#### Given request:
Return the lines below that carry the word "JSON".

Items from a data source
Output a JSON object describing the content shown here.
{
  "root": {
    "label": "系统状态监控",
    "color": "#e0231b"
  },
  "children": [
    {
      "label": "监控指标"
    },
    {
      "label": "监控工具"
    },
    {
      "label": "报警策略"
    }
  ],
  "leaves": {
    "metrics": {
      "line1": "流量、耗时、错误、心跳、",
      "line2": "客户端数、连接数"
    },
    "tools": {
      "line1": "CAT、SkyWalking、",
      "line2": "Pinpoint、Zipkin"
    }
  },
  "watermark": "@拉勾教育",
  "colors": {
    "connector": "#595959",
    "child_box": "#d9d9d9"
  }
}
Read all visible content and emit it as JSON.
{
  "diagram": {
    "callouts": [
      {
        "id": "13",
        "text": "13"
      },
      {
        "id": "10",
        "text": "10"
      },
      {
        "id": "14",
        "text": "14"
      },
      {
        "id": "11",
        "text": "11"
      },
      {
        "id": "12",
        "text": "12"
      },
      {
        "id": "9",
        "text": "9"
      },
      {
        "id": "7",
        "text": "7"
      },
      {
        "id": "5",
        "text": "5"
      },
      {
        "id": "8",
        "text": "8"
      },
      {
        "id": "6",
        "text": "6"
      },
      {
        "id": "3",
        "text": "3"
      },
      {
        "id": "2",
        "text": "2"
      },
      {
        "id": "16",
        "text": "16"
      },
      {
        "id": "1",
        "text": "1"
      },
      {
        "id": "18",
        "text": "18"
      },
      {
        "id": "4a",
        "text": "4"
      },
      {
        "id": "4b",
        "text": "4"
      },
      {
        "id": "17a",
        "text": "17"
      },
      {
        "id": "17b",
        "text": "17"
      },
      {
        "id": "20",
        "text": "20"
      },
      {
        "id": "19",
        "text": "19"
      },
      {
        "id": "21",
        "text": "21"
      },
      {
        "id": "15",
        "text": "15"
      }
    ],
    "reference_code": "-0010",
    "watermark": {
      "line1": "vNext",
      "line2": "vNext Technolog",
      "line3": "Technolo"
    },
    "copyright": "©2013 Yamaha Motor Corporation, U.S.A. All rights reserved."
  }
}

#### Exercise response:
Output a JSON object describing the content shown here.
Read all visible content and emit it as JSON.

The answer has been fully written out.